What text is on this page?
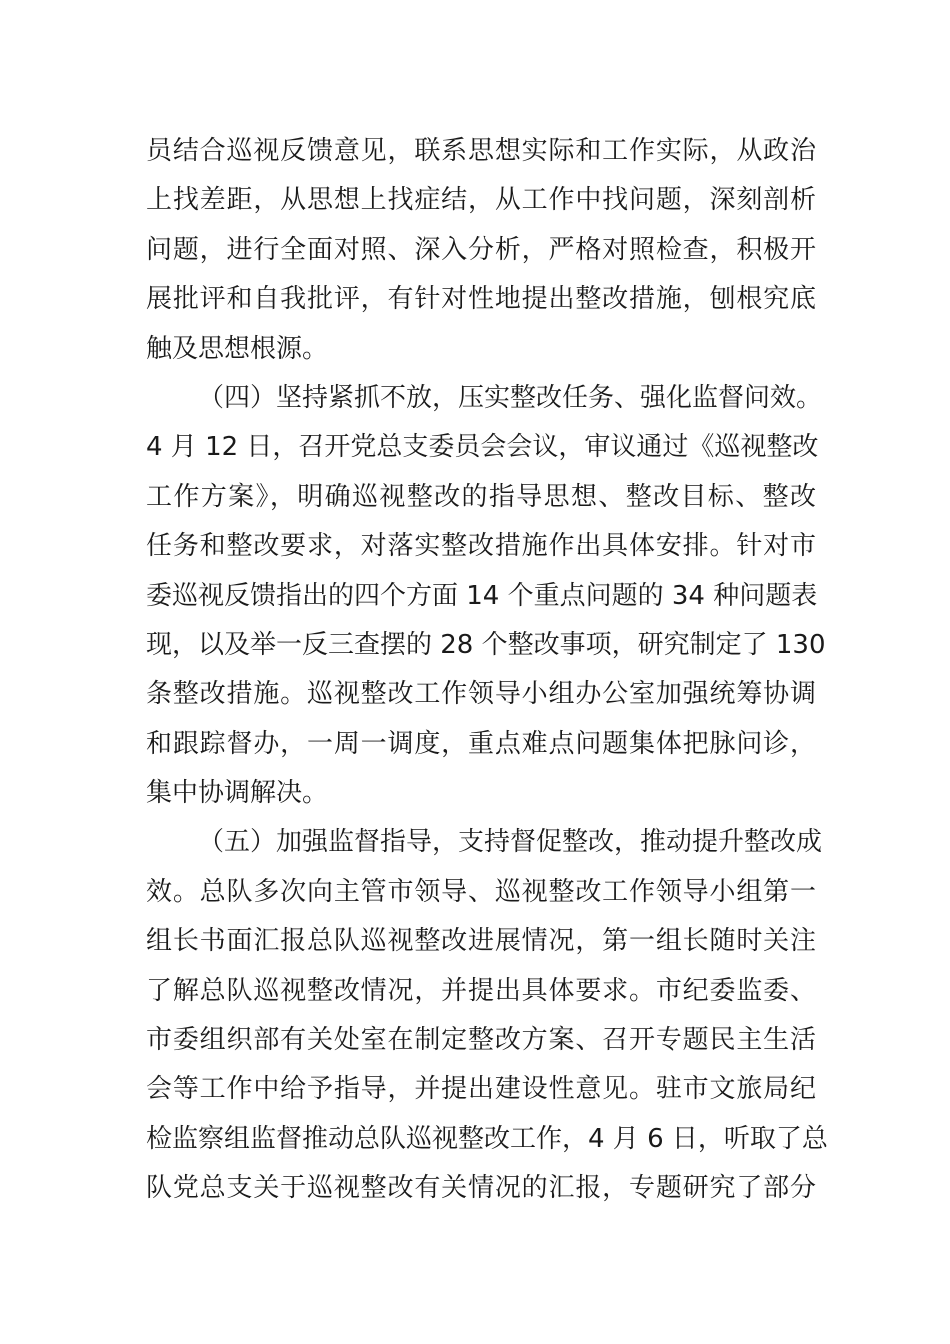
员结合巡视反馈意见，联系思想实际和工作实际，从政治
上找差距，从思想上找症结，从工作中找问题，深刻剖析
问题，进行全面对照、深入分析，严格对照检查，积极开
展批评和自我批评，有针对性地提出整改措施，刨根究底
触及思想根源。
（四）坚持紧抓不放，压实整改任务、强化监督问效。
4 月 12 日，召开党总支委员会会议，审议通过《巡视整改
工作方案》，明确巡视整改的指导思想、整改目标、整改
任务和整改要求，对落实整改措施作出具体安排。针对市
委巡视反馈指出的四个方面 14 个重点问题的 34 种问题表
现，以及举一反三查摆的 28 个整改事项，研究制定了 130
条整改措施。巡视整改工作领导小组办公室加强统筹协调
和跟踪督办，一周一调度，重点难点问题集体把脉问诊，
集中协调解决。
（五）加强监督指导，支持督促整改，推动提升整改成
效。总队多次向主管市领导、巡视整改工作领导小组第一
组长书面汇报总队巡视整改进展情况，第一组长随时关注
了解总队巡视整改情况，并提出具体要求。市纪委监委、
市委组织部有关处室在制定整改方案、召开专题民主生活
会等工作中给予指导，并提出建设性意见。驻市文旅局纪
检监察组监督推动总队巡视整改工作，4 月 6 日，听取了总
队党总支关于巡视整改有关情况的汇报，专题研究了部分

...

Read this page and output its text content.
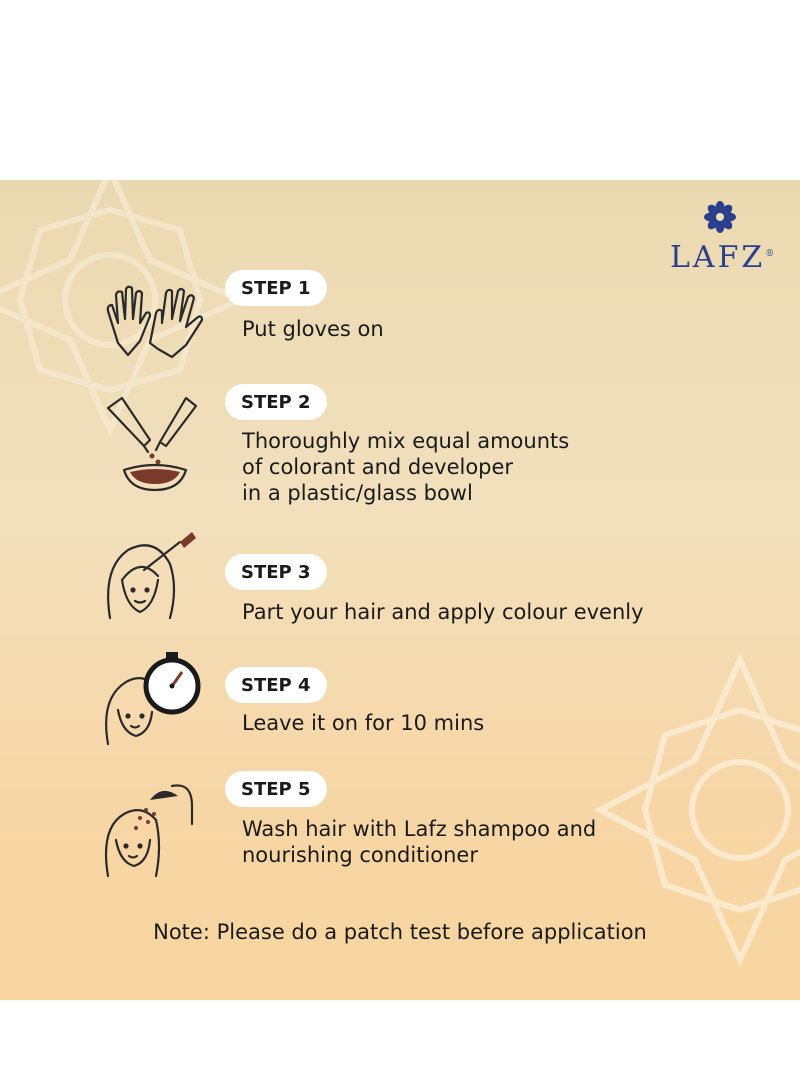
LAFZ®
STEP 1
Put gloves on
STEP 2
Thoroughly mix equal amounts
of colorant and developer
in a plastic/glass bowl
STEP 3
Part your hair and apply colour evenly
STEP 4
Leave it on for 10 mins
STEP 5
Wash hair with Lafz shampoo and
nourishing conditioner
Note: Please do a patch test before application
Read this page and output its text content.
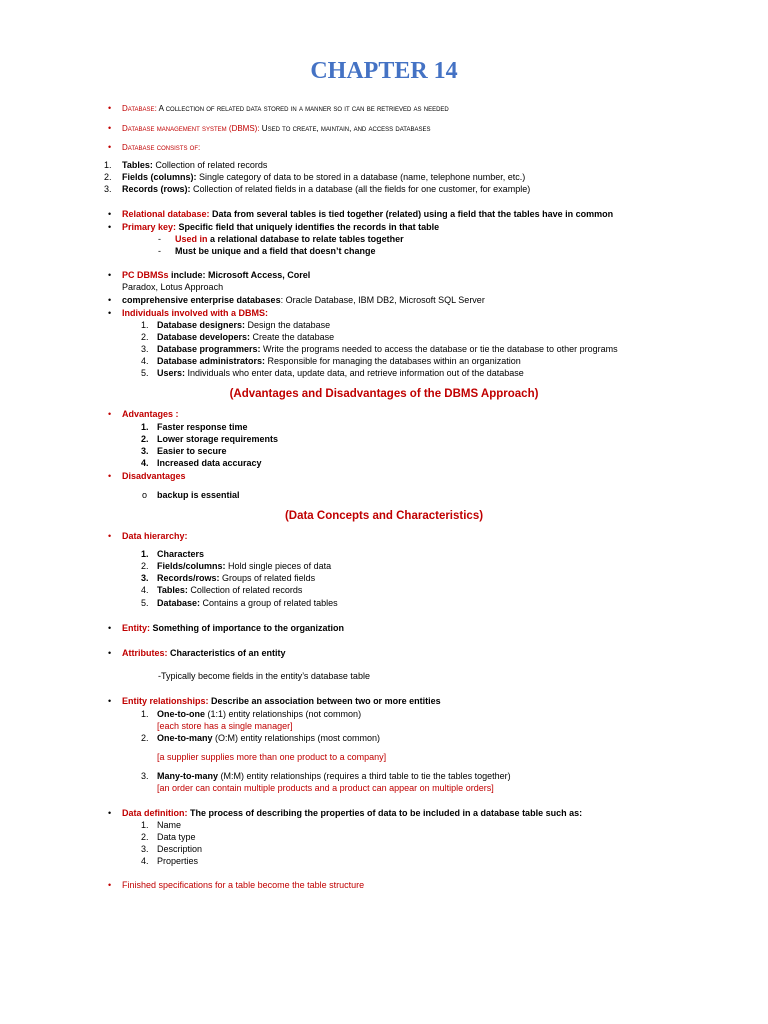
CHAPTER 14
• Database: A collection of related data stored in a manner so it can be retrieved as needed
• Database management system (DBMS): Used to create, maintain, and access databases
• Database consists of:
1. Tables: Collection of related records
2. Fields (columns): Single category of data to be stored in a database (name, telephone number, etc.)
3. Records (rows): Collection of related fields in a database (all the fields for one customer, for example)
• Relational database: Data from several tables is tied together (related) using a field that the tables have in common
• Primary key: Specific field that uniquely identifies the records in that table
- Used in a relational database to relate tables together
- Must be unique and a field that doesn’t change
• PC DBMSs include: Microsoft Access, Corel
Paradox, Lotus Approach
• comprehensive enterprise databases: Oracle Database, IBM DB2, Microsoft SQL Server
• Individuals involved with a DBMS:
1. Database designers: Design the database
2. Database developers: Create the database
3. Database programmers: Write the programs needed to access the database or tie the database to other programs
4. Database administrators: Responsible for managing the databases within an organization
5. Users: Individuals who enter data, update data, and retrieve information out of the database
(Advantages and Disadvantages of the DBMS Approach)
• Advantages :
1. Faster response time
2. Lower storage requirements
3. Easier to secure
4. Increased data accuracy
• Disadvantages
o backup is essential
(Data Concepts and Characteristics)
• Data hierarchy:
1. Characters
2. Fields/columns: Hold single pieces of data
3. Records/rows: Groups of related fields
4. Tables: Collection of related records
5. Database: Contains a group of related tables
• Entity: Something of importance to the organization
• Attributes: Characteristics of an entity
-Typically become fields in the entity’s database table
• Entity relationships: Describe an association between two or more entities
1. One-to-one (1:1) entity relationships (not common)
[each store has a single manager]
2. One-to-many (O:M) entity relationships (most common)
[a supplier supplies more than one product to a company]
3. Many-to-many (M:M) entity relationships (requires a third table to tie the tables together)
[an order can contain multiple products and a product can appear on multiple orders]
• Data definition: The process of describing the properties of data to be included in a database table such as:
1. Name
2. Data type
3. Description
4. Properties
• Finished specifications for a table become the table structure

Brief
From the data above, pick out each line containing "Used" and copy it.

Task answer
• Database management system (DBMS): Used to create, maintain, and access databases
- Used in a relational database to relate tables together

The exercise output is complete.